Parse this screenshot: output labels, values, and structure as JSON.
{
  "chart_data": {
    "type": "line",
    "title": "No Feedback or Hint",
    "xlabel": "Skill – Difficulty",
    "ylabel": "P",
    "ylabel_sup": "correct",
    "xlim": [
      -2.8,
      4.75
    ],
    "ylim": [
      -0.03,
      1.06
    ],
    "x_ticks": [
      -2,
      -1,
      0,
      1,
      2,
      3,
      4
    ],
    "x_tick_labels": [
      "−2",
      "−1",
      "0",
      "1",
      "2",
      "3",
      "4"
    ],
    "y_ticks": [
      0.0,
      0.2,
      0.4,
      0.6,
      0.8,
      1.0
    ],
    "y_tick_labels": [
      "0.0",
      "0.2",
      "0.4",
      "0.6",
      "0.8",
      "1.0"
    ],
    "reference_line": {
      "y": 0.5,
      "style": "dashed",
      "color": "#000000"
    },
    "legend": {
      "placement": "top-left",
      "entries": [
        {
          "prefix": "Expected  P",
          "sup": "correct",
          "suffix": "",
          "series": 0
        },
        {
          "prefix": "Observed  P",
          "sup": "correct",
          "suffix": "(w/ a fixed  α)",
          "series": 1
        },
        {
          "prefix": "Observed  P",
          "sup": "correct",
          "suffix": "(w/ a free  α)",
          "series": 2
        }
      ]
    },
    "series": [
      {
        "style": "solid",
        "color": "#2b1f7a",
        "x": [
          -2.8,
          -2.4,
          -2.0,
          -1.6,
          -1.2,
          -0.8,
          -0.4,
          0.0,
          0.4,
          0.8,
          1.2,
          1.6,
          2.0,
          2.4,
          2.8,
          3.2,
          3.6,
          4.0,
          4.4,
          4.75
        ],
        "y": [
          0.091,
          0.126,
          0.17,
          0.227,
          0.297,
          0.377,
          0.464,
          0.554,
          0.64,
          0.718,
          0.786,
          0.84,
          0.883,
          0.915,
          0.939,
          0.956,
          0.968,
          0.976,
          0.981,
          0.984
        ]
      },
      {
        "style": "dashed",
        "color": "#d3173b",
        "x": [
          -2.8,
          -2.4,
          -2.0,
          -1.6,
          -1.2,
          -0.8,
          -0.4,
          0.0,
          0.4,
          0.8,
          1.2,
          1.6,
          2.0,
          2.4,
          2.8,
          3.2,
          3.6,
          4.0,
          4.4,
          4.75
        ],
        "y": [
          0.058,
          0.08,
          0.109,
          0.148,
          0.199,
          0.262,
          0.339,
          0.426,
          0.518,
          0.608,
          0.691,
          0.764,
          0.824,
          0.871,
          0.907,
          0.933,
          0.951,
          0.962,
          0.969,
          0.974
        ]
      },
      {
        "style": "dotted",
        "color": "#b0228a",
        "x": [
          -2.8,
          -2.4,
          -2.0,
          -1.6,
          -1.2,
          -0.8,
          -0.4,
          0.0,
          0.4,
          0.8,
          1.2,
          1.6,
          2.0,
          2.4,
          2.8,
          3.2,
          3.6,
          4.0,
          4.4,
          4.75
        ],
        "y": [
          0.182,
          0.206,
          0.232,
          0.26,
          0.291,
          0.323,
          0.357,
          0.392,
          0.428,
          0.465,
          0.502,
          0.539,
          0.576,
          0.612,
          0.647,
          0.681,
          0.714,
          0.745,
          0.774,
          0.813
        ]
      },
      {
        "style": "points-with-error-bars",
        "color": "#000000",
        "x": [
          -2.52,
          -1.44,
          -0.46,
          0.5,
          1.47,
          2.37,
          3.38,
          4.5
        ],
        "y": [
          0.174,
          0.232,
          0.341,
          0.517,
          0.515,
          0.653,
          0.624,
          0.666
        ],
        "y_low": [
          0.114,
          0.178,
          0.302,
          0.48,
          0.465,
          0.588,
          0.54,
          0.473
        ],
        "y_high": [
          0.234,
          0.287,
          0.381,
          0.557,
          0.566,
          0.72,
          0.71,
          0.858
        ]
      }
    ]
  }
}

+++++

» **PROBLEM**: Copy whichever lines in the listing above contain the word "color".

» **FINISHED ANSWER**:
      "color": "#000000"
        "color": "#2b1f7a",
        "color": "#d3173b",
        "color": "#b0228a",
        "color": "#000000",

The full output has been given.